### Instruction
Reproduce the data that follows in its entirety, character for character.

### Records shown
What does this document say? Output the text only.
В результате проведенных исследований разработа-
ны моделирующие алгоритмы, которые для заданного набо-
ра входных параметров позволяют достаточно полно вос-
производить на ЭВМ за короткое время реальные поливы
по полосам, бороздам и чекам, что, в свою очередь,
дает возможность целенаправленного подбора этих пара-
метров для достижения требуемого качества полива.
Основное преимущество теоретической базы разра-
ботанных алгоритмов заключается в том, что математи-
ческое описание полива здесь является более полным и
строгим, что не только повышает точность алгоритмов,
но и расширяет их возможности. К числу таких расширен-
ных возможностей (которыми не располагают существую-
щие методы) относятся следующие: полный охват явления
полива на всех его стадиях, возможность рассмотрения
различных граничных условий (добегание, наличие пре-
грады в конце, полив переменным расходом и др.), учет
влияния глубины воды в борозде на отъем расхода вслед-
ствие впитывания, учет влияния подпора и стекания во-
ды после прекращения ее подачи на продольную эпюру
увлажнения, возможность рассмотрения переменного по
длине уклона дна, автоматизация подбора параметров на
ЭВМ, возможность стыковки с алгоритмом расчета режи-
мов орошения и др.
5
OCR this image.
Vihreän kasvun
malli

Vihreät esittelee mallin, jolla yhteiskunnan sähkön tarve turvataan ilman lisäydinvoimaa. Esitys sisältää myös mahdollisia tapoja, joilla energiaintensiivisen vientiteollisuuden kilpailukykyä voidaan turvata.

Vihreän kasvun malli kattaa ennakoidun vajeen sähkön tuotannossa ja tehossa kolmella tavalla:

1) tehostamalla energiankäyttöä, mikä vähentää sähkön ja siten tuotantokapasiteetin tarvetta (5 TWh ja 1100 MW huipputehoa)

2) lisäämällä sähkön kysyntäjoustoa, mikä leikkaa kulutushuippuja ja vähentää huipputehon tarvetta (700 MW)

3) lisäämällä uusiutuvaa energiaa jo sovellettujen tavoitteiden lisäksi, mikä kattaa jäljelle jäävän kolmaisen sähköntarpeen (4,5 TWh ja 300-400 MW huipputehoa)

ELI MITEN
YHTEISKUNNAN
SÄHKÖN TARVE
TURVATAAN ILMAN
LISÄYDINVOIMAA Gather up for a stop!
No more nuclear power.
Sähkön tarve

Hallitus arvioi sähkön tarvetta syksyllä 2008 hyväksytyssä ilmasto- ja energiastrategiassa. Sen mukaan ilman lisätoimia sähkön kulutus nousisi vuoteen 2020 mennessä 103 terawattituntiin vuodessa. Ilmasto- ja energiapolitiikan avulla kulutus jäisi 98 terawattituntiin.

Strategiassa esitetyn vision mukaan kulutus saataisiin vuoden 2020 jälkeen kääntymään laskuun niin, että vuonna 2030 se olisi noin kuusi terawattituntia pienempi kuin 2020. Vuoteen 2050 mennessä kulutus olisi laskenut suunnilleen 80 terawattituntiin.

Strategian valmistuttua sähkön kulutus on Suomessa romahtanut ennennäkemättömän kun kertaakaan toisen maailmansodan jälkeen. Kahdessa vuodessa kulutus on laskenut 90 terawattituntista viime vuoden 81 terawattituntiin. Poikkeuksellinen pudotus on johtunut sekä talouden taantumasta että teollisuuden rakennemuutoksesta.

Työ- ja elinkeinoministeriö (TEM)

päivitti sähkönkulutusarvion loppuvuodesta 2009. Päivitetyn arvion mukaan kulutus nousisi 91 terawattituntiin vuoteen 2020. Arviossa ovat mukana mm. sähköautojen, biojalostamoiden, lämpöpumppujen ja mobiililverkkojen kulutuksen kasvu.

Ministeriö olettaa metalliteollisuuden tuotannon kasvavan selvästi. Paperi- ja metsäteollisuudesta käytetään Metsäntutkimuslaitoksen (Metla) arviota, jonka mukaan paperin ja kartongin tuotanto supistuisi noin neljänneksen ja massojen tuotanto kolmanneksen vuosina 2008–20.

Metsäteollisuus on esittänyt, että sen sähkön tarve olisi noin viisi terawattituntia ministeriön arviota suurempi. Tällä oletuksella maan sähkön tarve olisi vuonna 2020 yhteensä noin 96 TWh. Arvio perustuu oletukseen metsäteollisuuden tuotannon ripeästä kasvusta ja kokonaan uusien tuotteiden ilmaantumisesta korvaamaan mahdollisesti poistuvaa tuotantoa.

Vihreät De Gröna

### Output
What does this document say? Output the text only.
В результате проведенных исследований разработа-
ны моделирующие алгоритмы, которые для заданного набо-
ра входных параметров позволяют достаточно полно вос-
производить на ЭВМ за короткое время реальные поливы
по полосам, бороздам и чекам, что, в свою очередь,
дает возможность целенаправленного подбора этих пара-
метров для достижения требуемого качества полива.
Основное преимущество теоретической базы разра-
ботанных алгоритмов заключается в том, что математи-
ческое описание полива здесь является более полным и
строгим, что не только повышает точность алгоритмов,
но и расширяет их возможности. К числу таких расширен-
ных возможностей (которыми не располагают существую-
щие методы) относятся следующие: полный охват явления
полива на всех его стадиях, возможность рассмотрения
различных граничных условий (добегание, наличие пре-
грады в конце, полив переменным расходом и др.), учет
влияния глубины воды в борозде на отъем расхода вслед-
ствие впитывания, учет влияния подпора и стекания во-
ды после прекращения ее подачи на продольную эпюру
увлажнения, возможность рассмотрения переменного по
длине уклона дна, автоматизация подбора параметров на
ЭВМ, возможность стыковки с алгоритмом расчета режи-
мов орошения и др.
5
OCR this image.
Vihreän kasvun
malli

Vihreät esittelee mallin, jolla yhteiskunnan sähkön tarve turvataan ilman lisäydinvoimaa. Esitys sisältää myös mahdollisia tapoja, joilla energiaintensiivisen vientiteollisuuden kilpailukykyä voidaan turvata.

Vihreän kasvun malli kattaa ennakoidun vajeen sähkön tuotannossa ja tehossa kolmella tavalla:

1) tehostamalla energiankäyttöä, mikä vähentää sähkön ja siten tuotantokapasiteetin tarvetta (5 TWh ja 1100 MW huipputehoa)

2) lisäämällä sähkön kysyntäjoustoa, mikä leikkaa kulutushuippuja ja vähentää huipputehon tarvetta (700 MW)

3) lisäämällä uusiutuvaa energiaa jo sovellettujen tavoitteiden lisäksi, mikä kattaa jäljelle jäävän kolmaisen sähköntarpeen (4,5 TWh ja 300-400 MW huipputehoa)

ELI MITEN
YHTEISKUNNAN
SÄHKÖN TARVE
TURVATAAN ILMAN
LISÄYDINVOIMAA Gather up for a stop!
No more nuclear power.
Sähkön tarve

Hallitus arvioi sähkön tarvetta syksyllä 2008 hyväksytyssä ilmasto- ja energiastrategiassa. Sen mukaan ilman lisätoimia sähkön kulutus nousisi vuoteen 2020 mennessä 103 terawattituntiin vuodessa. Ilmasto- ja energiapolitiikan avulla kulutus jäisi 98 terawattituntiin.

Strategiassa esitetyn vision mukaan kulutus saataisiin vuoden 2020 jälkeen kääntymään laskuun niin, että vuonna 2030 se olisi noin kuusi terawattituntia pienempi kuin 2020. Vuoteen 2050 mennessä kulutus olisi laskenut suunnilleen 80 terawattituntiin.

Strategian valmistuttua sähkön kulutus on Suomessa romahtanut ennennäkemättömän kun kertaakaan toisen maailmansodan jälkeen. Kahdessa vuodessa kulutus on laskenut 90 terawattituntista viime vuoden 81 terawattituntiin. Poikkeuksellinen pudotus on johtunut sekä talouden taantumasta että teollisuuden rakennemuutoksesta.

Työ- ja elinkeinoministeriö (TEM)

päivitti sähkönkulutusarvion loppuvuodesta 2009. Päivitetyn arvion mukaan kulutus nousisi 91 terawattituntiin vuoteen 2020. Arviossa ovat mukana mm. sähköautojen, biojalostamoiden, lämpöpumppujen ja mobiililverkkojen kulutuksen kasvu.

Ministeriö olettaa metalliteollisuuden tuotannon kasvavan selvästi. Paperi- ja metsäteollisuudesta käytetään Metsäntutkimuslaitoksen (Metla) arviota, jonka mukaan paperin ja kartongin tuotanto supistuisi noin neljänneksen ja massojen tuotanto kolmanneksen vuosina 2008–20.

Metsäteollisuus on esittänyt, että sen sähkön tarve olisi noin viisi terawattituntia ministeriön arviota suurempi. Tällä oletuksella maan sähkön tarve olisi vuonna 2020 yhteensä noin 96 TWh. Arvio perustuu oletukseen metsäteollisuuden tuotannon ripeästä kasvusta ja kokonaan uusien tuotteiden ilmaantumisesta korvaamaan mahdollisesti poistuvaa tuotantoa.

Vihreät De Gröna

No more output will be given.